Exactly reproduce the line containing "What does this" and all later lines to the end of the entries, leaving the pictures out of your copy.

------------------------

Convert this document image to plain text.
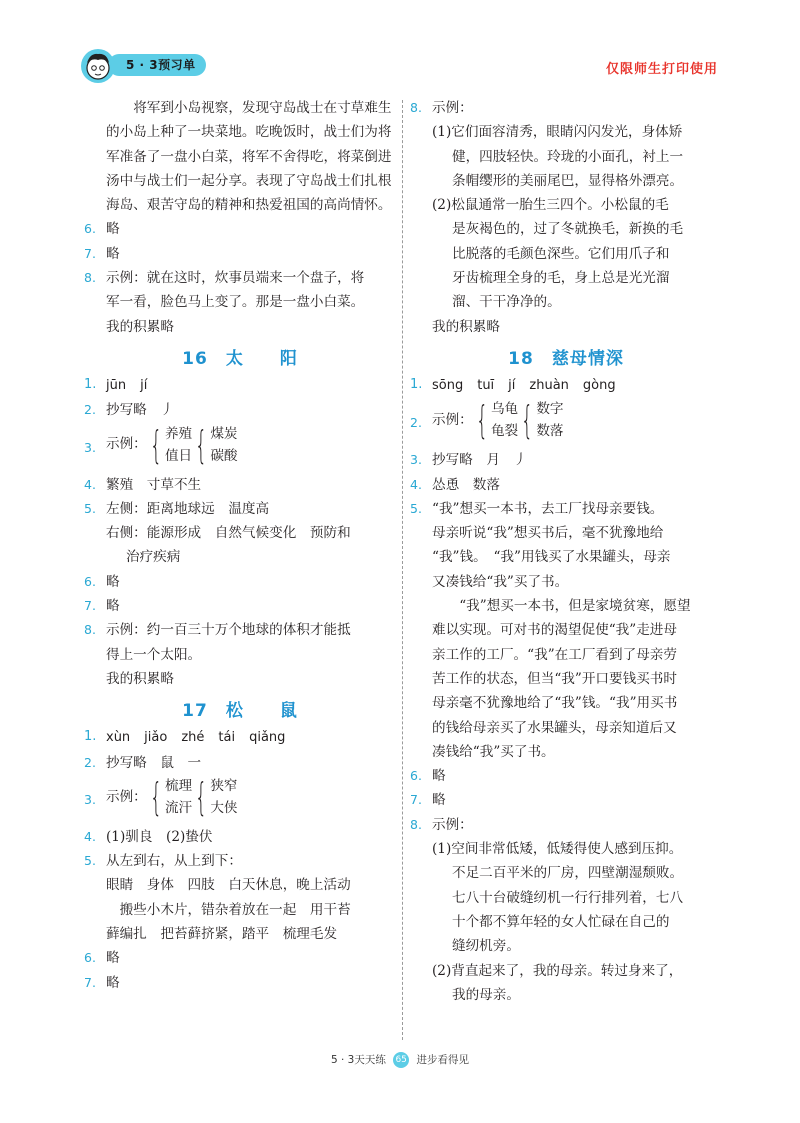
5 · 3预习单	仅限师生打印使用
将军到小岛视察，发现守岛战士在寸草难生的小岛上种了一块菜地。吃晚饭时，战士们为将军准备了一盘小白菜，将军不舍得吃，将菜倒进汤中与战士们一起分享。表现了守岛战士们扎根海岛、艰苦守岛的精神和热爱祖国的高尚情怀。
6. 略
7. 略
8. 示例：就在这时，炊事员端来一个盘子，将
军一看，脸色马上变了。那是一盘小白菜。
我的积累略
16 太　　阳
1. jūn jí
2. 抄写略　丿
3. 示例： { 养殖
值日 { 煤炭
碳酸
4. 繁殖　寸草不生
5. 左侧：距离地球远　温度高
右侧：能源形成　自然气候变化　预防和
治疗疾病
6. 略
7. 略
8. 示例：约一百三十万个地球的体积才能抵
得上一个太阳。
我的积累略
17 松　　鼠
1. xùn jiǎo zhé tái qiǎng
2. 抄写略　鼠　一
3. 示例： { 梳理
流汗 { 狭窄
大侠
4. (1)驯良　(2)蛰伏
5. 从左到右，从上到下：
眼睛　身体　四肢　白天休息，晚上活动
搬些小木片，错杂着放在一起　用干苔
藓编扎　把苔藓挤紧，踏平　梳理毛发
6. 略
7. 略
8. 示例：
(1)它们面容清秀，眼睛闪闪发光，身体矫
健，四肢轻快。玲珑的小面孔，衬上一
条帽缨形的美丽尾巴，显得格外漂亮。
(2)松鼠通常一胎生三四个。小松鼠的毛
是灰褐色的，过了冬就换毛，新换的毛
比脱落的毛颜色深些。它们用爪子和
牙齿梳理全身的毛，身上总是光光溜
溜、干干净净的。
我的积累略
18 慈母情深
1. sōng tuī jí zhuàn gòng
2. 示例： { 乌龟
龟裂 { 数字
数落
3. 抄写略　月　丿
4. 怂恿　数落
5. “我”想买一本书，去工厂找母亲要钱。
母亲听说“我”想买书后，毫不犹豫地给
“我”钱。　“我”用钱买了水果罐头，母亲
又凑钱给“我”买了书。
“我”想买一本书，但是家境贫寒，愿望
难以实现。可对书的渴望促使“我”走进母
亲工作的工厂。“我”在工厂看到了母亲劳
苦工作的状态，但当“我”开口要钱买书时
母亲毫不犹豫地给了“我”钱。“我”用买书
的钱给母亲买了水果罐头，母亲知道后又
凑钱给“我”买了书。
6. 略
7. 略
8. 示例：
(1)空间非常低矮，低矮得使人感到压抑。
不足二百平米的厂房，四壁潮湿颓败。
七八十台破缝纫机一行行排列着，七八
十个都不算年轻的女人忙碌在自己的
缝纫机旁。
(2)背直起来了，我的母亲。转过身来了，
我的母亲。
5 · 3天天练 65 进步看得见
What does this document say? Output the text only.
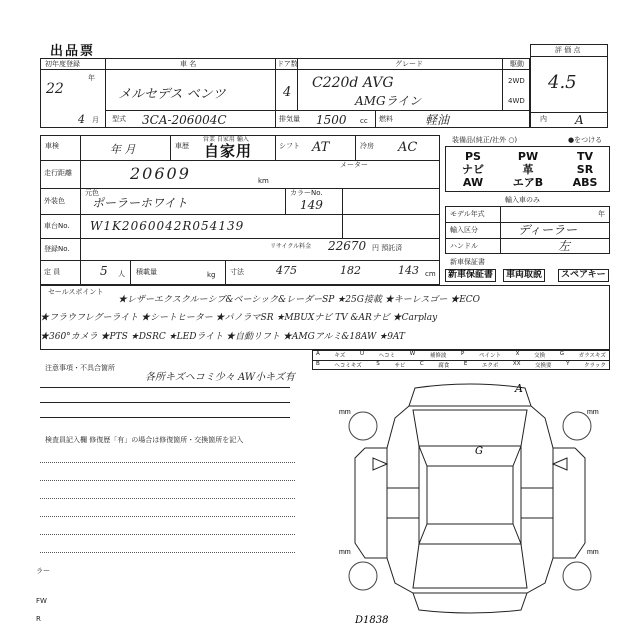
出品票
初年度登録
22
年
4 月
車 名
メルセデス ベンツ
ドア数
4
グレード
C220d AVG
AMGライン
駆動
2WD
4WD
型式 3CA-206004C	排気量 1500 cc 燃料	軽油
評 価 点
4.5
内 A
車検	年 月	車歴
営業 自家用 輸入
自家用	シフト AT	冷房 AC
走行距離
メーター
20609	km
外装色
元色
ポーラーホワイト
カラーNo.
149
車台No. W1K2060042R054139
登録No.	リサイクル料金 22670 円 預託済
定 員	5 人 積載量	kg 寸法	475	182	143 cm
装備品(純正/社外 ○)	●をつける
PS	PW	TV
ナビ	革	SR
AW	エアB	ABS
輸入車のみ
モデル年式	年
輸入区分	ディーラー
ハンドル	左
新車保証書
新車保証書	車両取説	スペアキー
セールスポイント
★レザーエクスクルーシブ&ベーシック&レーダーSP ★25G接載 ★キーレスゴー ★ECO
★フラウフレグーライト ★シートヒーター ★パノラマSR ★MBUXナビ TV &ARナビ ★Carplay
★360°カメラ ★PTS ★DSRC ★LEDライト ★自動リフト ★AMGアルミ&18AW ★9AT
A	キズ	U	ヘコミ	W	補修波	P	ペイント	X	交換	G	ガラスキズ
B	ヘコミキズ	S	サビ	C	腐食	E	エクボ	XX	交換要	Y	クラック
注意事項・不具合箇所
各所キズヘコミ少々 AW小キズ有
検査員記入欄 修復歴「有」の場合は修復箇所・交換箇所を記入
ラー
FW
R
mm	mm
mm	mm
A
G
D1838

------------------------

§ **Exercise result**:
What does this document say? Output the text only.
出品票
初年度登録
22
年
4 月
車 名
メルセデス ベンツ
ドア数
4
グレード
C220d AVG
AMGライン
駆動
2WD
4WD
型式 3CA-206004C	排気量 1500 cc 燃料	軽油
評 価 点
4.5
内 A
車検	年 月	車歴
営業 自家用 輸入
自家用	シフト AT	冷房 AC
走行距離
メーター
20609	km
外装色
元色
ポーラーホワイト
カラーNo.
149
車台No. W1K2060042R054139
登録No.	リサイクル料金 22670 円 預託済
定 員	5 人 積載量	kg 寸法	475	182	143 cm
装備品(純正/社外 ○)	●をつける
PS	PW	TV
ナビ	革	SR
AW	エアB	ABS
輸入車のみ
モデル年式	年
輸入区分	ディーラー
ハンドル	左
新車保証書
新車保証書	車両取説	スペアキー
セールスポイント
★レザーエクスクルーシブ&ベーシック&レーダーSP ★25G接載 ★キーレスゴー ★ECO
★フラウフレグーライト ★シートヒーター ★パノラマSR ★MBUXナビ TV &ARナビ ★Carplay
★360°カメラ ★PTS ★DSRC ★LEDライト ★自動リフト ★AMGアルミ&18AW ★9AT
A	キズ	U	ヘコミ	W	補修波	P	ペイント	X	交換	G	ガラスキズ
B	ヘコミキズ	S	サビ	C	腐食	E	エクボ	XX	交換要	Y	クラック
注意事項・不具合箇所
各所キズヘコミ少々 AW小キズ有
検査員記入欄 修復歴「有」の場合は修復箇所・交換箇所を記入
ラー
FW
R
mm	mm
mm	mm
A
G
D1838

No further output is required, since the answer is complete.